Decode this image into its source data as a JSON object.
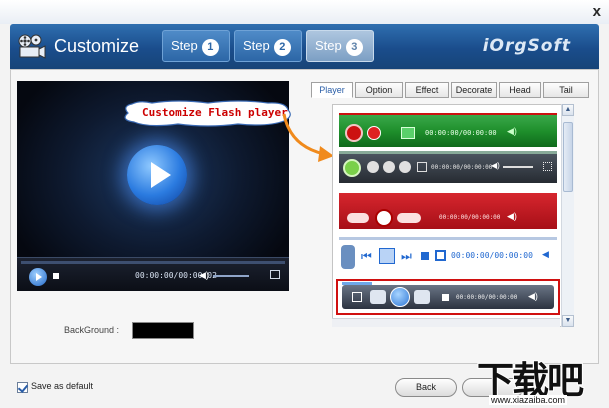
{
  "window": {
    "close_label": "x"
  },
  "header": {
    "title": "Customize",
    "brand": "iOrgSoft",
    "steps": [
      {
        "label": "Step",
        "num": "1",
        "active": false
      },
      {
        "label": "Step",
        "num": "2",
        "active": false
      },
      {
        "label": "Step",
        "num": "3",
        "active": true
      }
    ]
  },
  "preview": {
    "time": "00:00:00/00:00:02",
    "background_label": "BackGround :",
    "background_color": "#000000"
  },
  "callout": {
    "text": "Customize Flash player"
  },
  "tabs": [
    {
      "label": "Player",
      "active": true
    },
    {
      "label": "Option",
      "active": false
    },
    {
      "label": "Effect",
      "active": false
    },
    {
      "label": "Decorate",
      "active": false
    },
    {
      "label": "Head",
      "active": false
    },
    {
      "label": "Tail",
      "active": false
    }
  ],
  "skins": [
    {
      "time": "00:00:00/00:00:00",
      "color": "#1f8f2c"
    },
    {
      "time": "00:00:00/00:00:00",
      "color": "#2a2f36"
    },
    {
      "time": "00:00:00/00:00:00",
      "color": "#b3121a"
    },
    {
      "time": "00:00:00/00:00:00",
      "color": "#2168d0"
    },
    {
      "time": "00:00:00/00:00:00",
      "color": "#2c3340",
      "selected": true
    }
  ],
  "footer": {
    "save_default_label": "Save as default",
    "save_default_checked": true,
    "back_label": "Back"
  },
  "watermark": {
    "big": "下载吧",
    "small": "www.xiazaiba.com"
  },
  "colors": {
    "header": "#1a4d8c",
    "accent": "#2a5ea8",
    "selected_border": "#d01010"
  }
}
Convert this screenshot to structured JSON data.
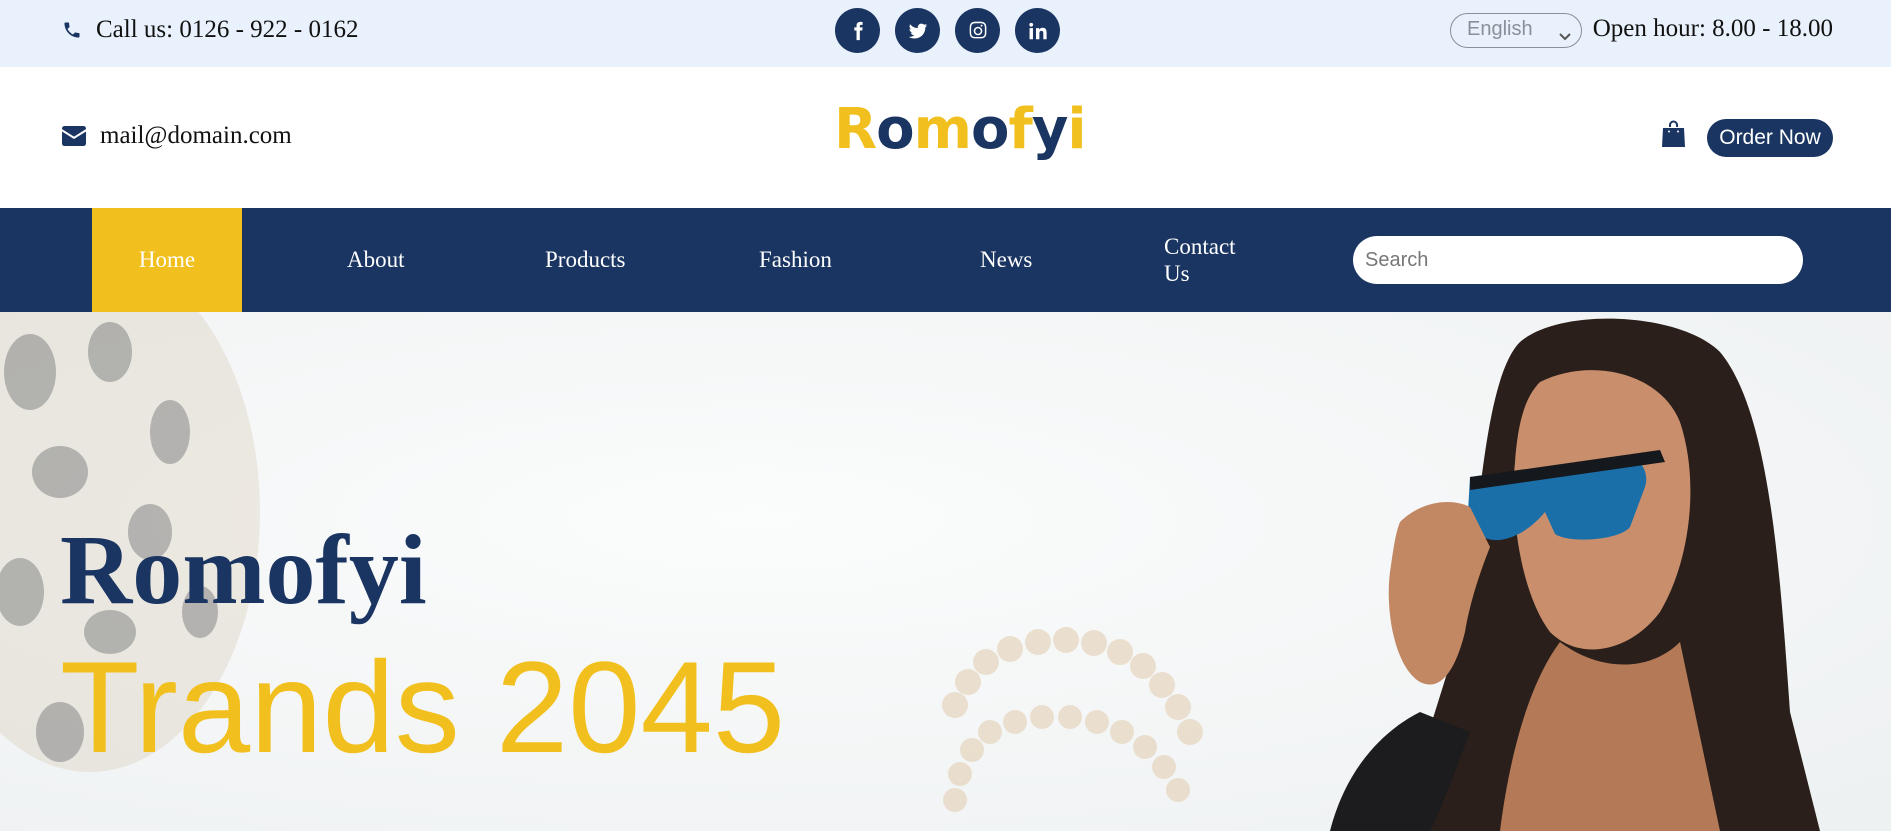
{
  "topbar": {
    "phone_text": "Call us: 0126 - 922 - 0162",
    "socials": [
      "facebook",
      "twitter",
      "instagram",
      "linkedin"
    ],
    "language": "English",
    "hours": "Open hour: 8.00 - 18.00"
  },
  "header": {
    "email": "mail@domain.com",
    "logo_parts": [
      "R",
      "o",
      "m",
      "o",
      "f",
      "y",
      "i"
    ],
    "order_button": "Order Now"
  },
  "nav": {
    "items": [
      "Home",
      "About",
      "Products",
      "Fashion",
      "News",
      "Contact Us"
    ],
    "active": "Home",
    "search_placeholder": "Search"
  },
  "hero": {
    "title": "Romofyi",
    "subtitle": "Trands 2045"
  },
  "colors": {
    "navy": "#1a3561",
    "yellow": "#f2c01e",
    "topbar_bg": "#e9f1fc"
  }
}
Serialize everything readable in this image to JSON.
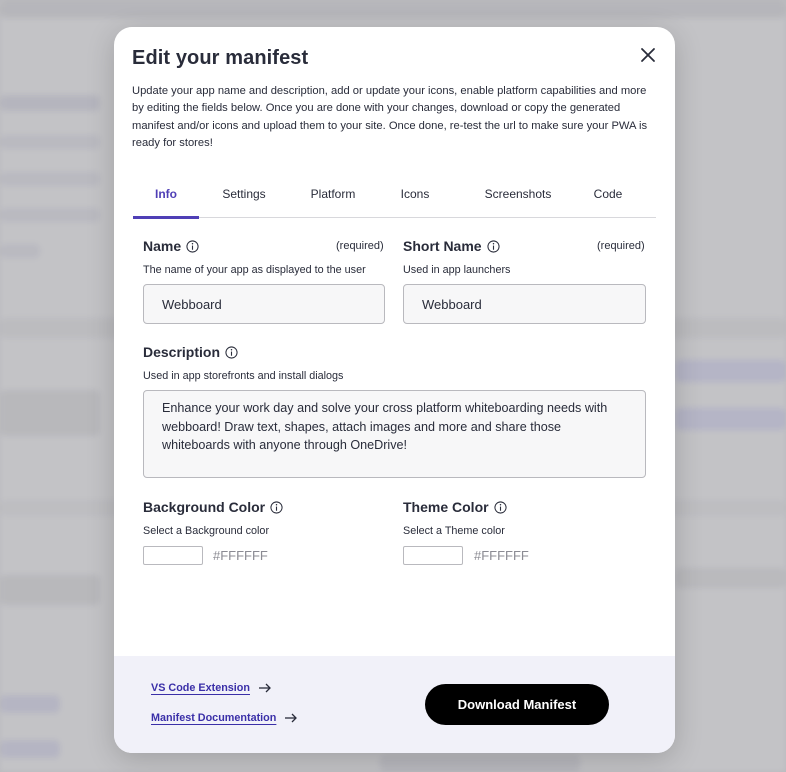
{
  "modal": {
    "title": "Edit your manifest",
    "intro": "Update your app name and description, add or update your icons, enable platform capabilities and more by editing the fields below. Once you are done with your changes, download or copy the generated manifest and/or icons and upload them to your site. Once done, re-test the url to make sure your PWA is ready for stores!",
    "close_icon": "close-icon"
  },
  "tabs": [
    {
      "label": "Info",
      "active": true
    },
    {
      "label": "Settings",
      "active": false
    },
    {
      "label": "Platform",
      "active": false
    },
    {
      "label": "Icons",
      "active": false
    },
    {
      "label": "Screenshots",
      "active": false
    },
    {
      "label": "Code",
      "active": false
    }
  ],
  "fields": {
    "name": {
      "label": "Name",
      "required": "(required)",
      "hint": "The name of your app as displayed to the user",
      "value": "Webboard"
    },
    "short_name": {
      "label": "Short Name",
      "required": "(required)",
      "hint": "Used in app launchers",
      "value": "Webboard"
    },
    "description": {
      "label": "Description",
      "hint": "Used in app storefronts and install dialogs",
      "value": "Enhance your work day and solve your cross platform whiteboarding needs with webboard! Draw text, shapes, attach images and more and share those whiteboards with anyone through OneDrive!"
    },
    "background_color": {
      "label": "Background Color",
      "hint": "Select a Background color",
      "value": "#FFFFFF"
    },
    "theme_color": {
      "label": "Theme Color",
      "hint": "Select a Theme color",
      "value": "#FFFFFF"
    }
  },
  "footer": {
    "vscode_link": "VS Code Extension",
    "docs_link": "Manifest Documentation",
    "download_button": "Download Manifest"
  },
  "colors": {
    "accent": "#4f3fb6",
    "link": "#3a2fa8",
    "text": "#292c3a",
    "footer_bg": "#f1f1f9",
    "button_bg": "#000000"
  }
}
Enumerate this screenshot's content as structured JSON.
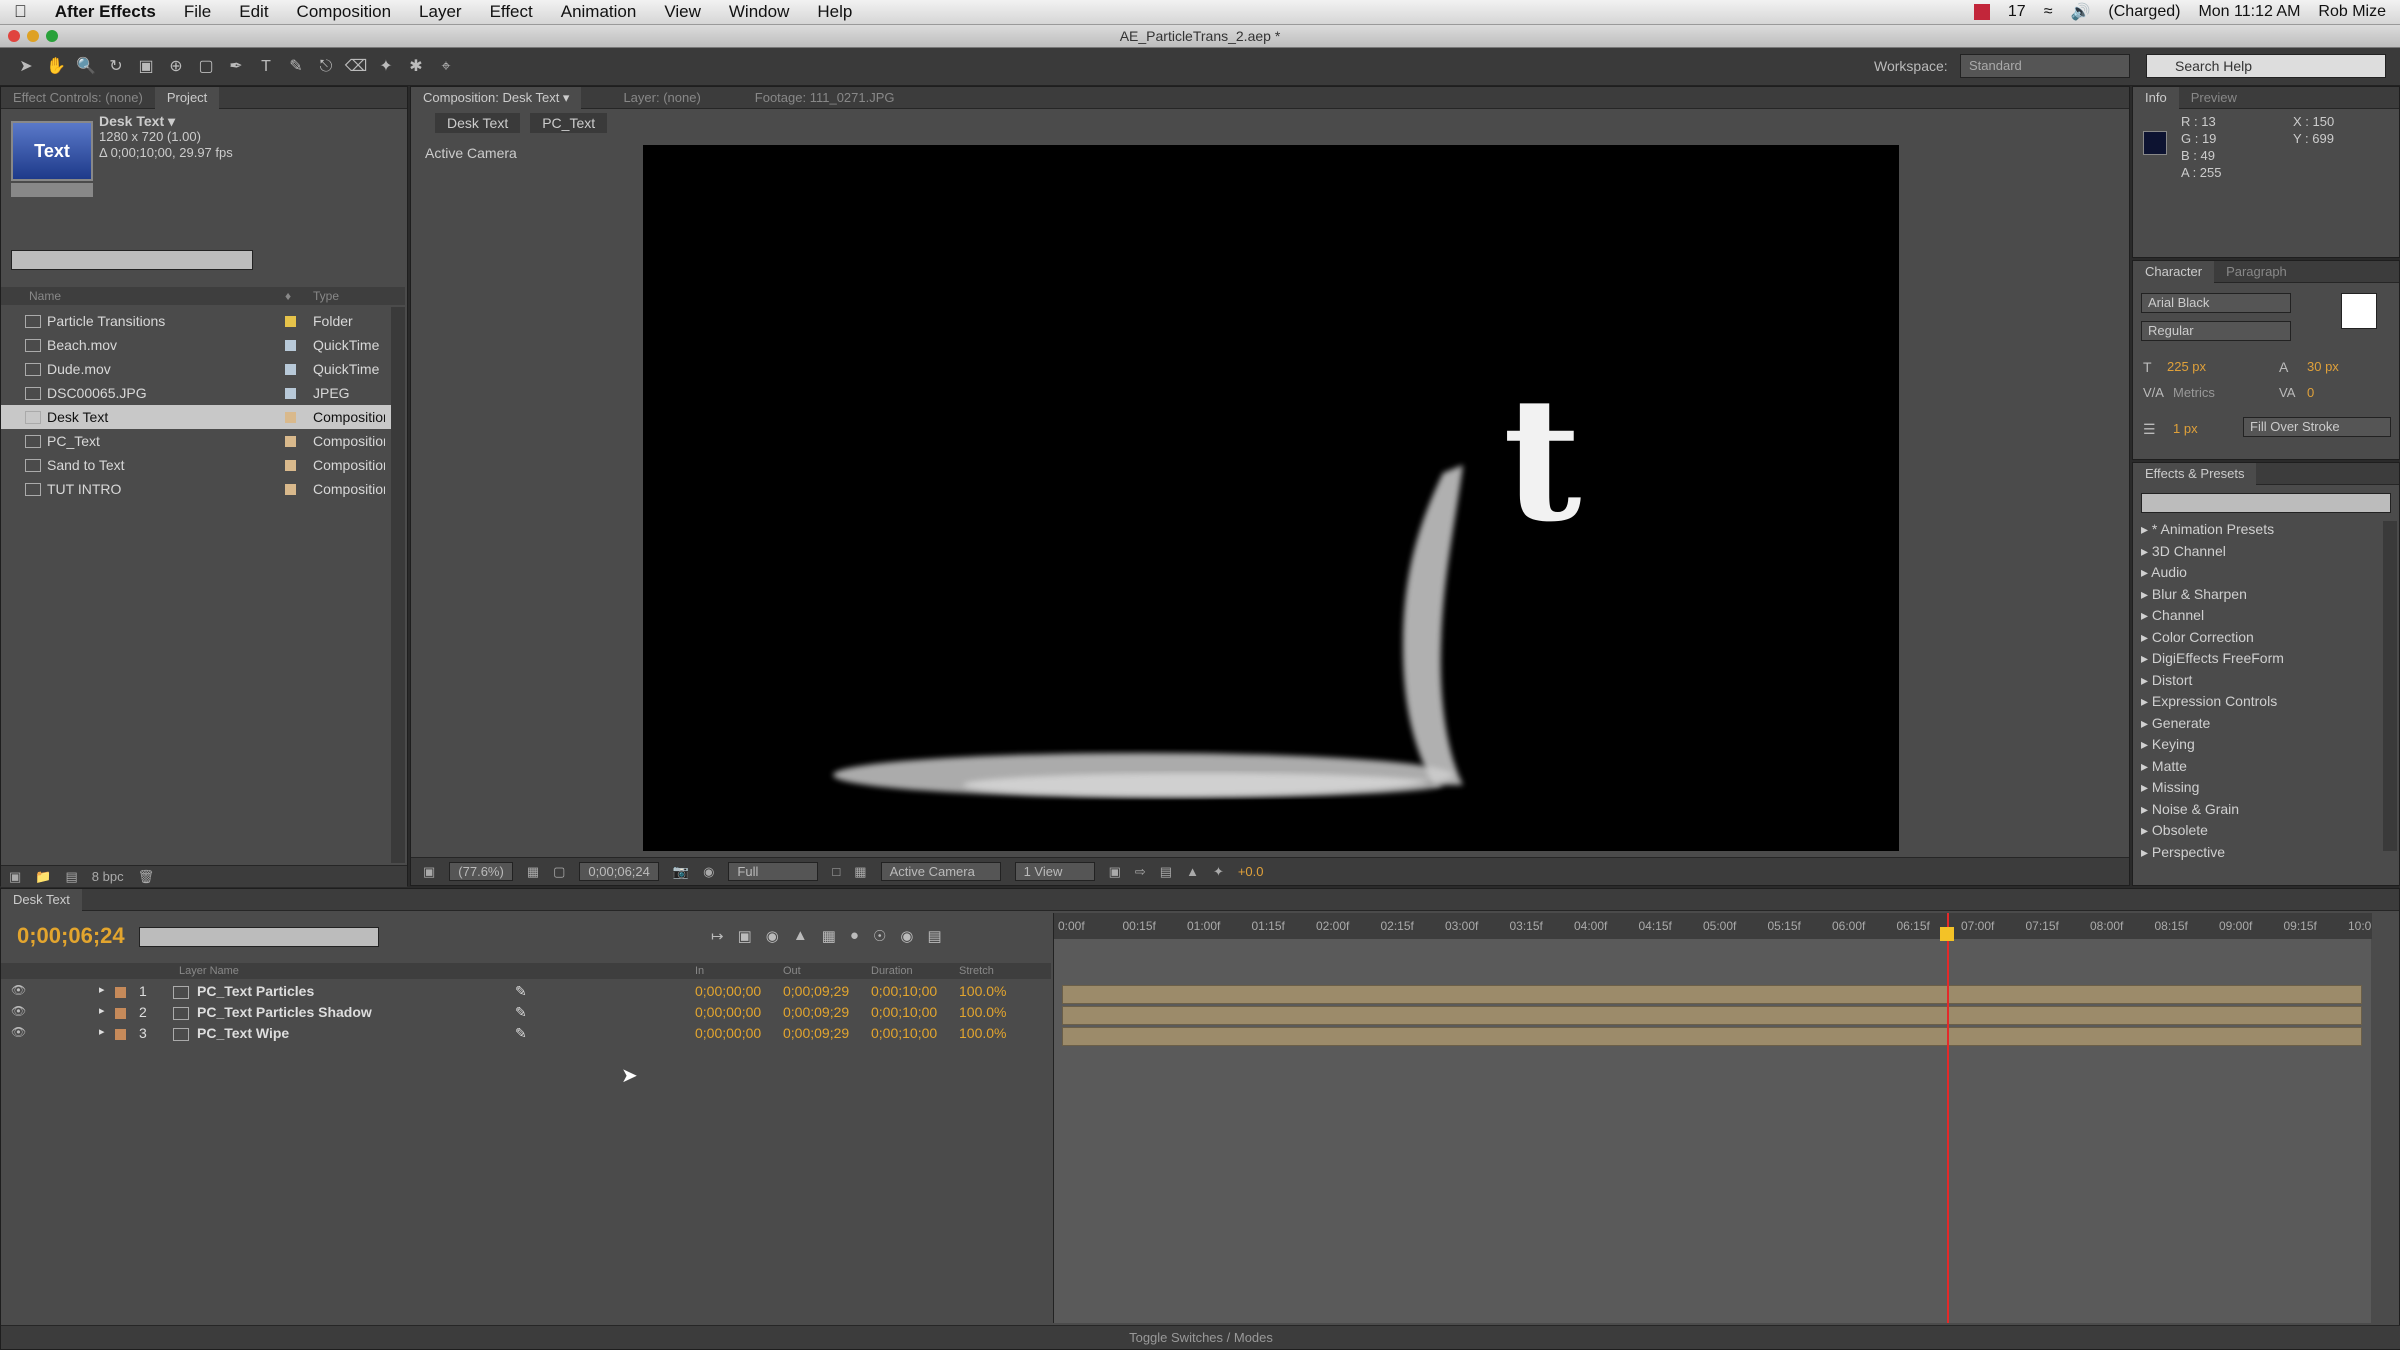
{
  "menubar": {
    "apple": "",
    "app_name": "After Effects",
    "items": [
      "File",
      "Edit",
      "Composition",
      "Layer",
      "Effect",
      "Animation",
      "View",
      "Window",
      "Help"
    ],
    "status": {
      "notif": "17",
      "battery": "(Charged)",
      "clock": "Mon 11:12 AM",
      "user": "Rob Mize"
    }
  },
  "window": {
    "title": "AE_ParticleTrans_2.aep *"
  },
  "toolbar": {
    "workspace_label": "Workspace:",
    "workspace_value": "Standard",
    "search_help": "Search Help"
  },
  "project": {
    "tabs": [
      "Effect Controls: (none)",
      "Project"
    ],
    "selected_item": {
      "name": "Desk Text ▾",
      "size": "1280 x 720 (1.00)",
      "duration": "Δ 0;00;10;00, 29.97 fps",
      "thumb_text": "Text"
    },
    "columns": {
      "name": "Name",
      "type": "Type"
    },
    "items": [
      {
        "name": "Particle Transitions",
        "type": "Folder",
        "color": "#e6c34a"
      },
      {
        "name": "Beach.mov",
        "type": "QuickTime",
        "color": "#b8c9d8"
      },
      {
        "name": "Dude.mov",
        "type": "QuickTime",
        "color": "#b8c9d8"
      },
      {
        "name": "DSC00065.JPG",
        "type": "JPEG",
        "color": "#b8c9d8"
      },
      {
        "name": "Desk Text",
        "type": "Composition",
        "color": "#d9b98c"
      },
      {
        "name": "PC_Text",
        "type": "Composition",
        "color": "#d9b98c"
      },
      {
        "name": "Sand to Text",
        "type": "Composition",
        "color": "#d9b98c"
      },
      {
        "name": "TUT INTRO",
        "type": "Composition",
        "color": "#d9b98c"
      }
    ],
    "footer_bpc": "8 bpc"
  },
  "comp": {
    "tabs": [
      "Composition: Desk Text ▾",
      "Layer: (none)",
      "Footage: 111_0271.JPG"
    ],
    "subtabs": [
      "Desk Text",
      "PC_Text"
    ],
    "camera_label": "Active Camera",
    "letter": "t",
    "footer": {
      "zoom": "(77.6%)",
      "time": "0;00;06;24",
      "resolution": "Full",
      "camera": "Active Camera",
      "views": "1 View",
      "exposure": "+0.0"
    }
  },
  "info": {
    "tabs": [
      "Info",
      "Preview"
    ],
    "r": "R : 13",
    "g": "G : 19",
    "b": "B : 49",
    "a": "A : 255",
    "x": "X : 150",
    "y": "Y : 699"
  },
  "character": {
    "tabs": [
      "Character",
      "Paragraph"
    ],
    "font": "Arial Black",
    "style": "Regular",
    "size": "225 px",
    "leading": "30 px",
    "kerning": "Metrics",
    "tracking": "0",
    "stroke_width": "1 px",
    "stroke_mode": "Fill Over Stroke"
  },
  "effects": {
    "title": "Effects & Presets",
    "items": [
      "* Animation Presets",
      "3D Channel",
      "Audio",
      "Blur & Sharpen",
      "Channel",
      "Color Correction",
      "DigiEffects FreeForm",
      "Distort",
      "Expression Controls",
      "Generate",
      "Keying",
      "Matte",
      "Missing",
      "Noise & Grain",
      "Obsolete",
      "Perspective"
    ]
  },
  "timeline": {
    "tab": "Desk Text",
    "timecode": "0;00;06;24",
    "columns": {
      "layer_name": "Layer Name",
      "in": "In",
      "out": "Out",
      "duration": "Duration",
      "stretch": "Stretch"
    },
    "ticks": [
      "0:00f",
      "00:15f",
      "01:00f",
      "01:15f",
      "02:00f",
      "02:15f",
      "03:00f",
      "03:15f",
      "04:00f",
      "04:15f",
      "05:00f",
      "05:15f",
      "06:00f",
      "06:15f",
      "07:00f",
      "07:15f",
      "08:00f",
      "08:15f",
      "09:00f",
      "09:15f",
      "10:0"
    ],
    "layers": [
      {
        "num": "1",
        "name": "PC_Text Particles",
        "in": "0;00;00;00",
        "out": "0;00;09;29",
        "duration": "0;00;10;00",
        "stretch": "100.0%"
      },
      {
        "num": "2",
        "name": "PC_Text Particles Shadow",
        "in": "0;00;00;00",
        "out": "0;00;09;29",
        "duration": "0;00;10;00",
        "stretch": "100.0%"
      },
      {
        "num": "3",
        "name": "PC_Text Wipe",
        "in": "0;00;00;00",
        "out": "0;00;09;29",
        "duration": "0;00;10;00",
        "stretch": "100.0%"
      }
    ],
    "footer": "Toggle Switches / Modes"
  }
}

Stated problem: Look through the data and show every line containing "user".

Completed task:
      "hint": "The name of your app as displayed to the user",
      "user": "Rob Mize"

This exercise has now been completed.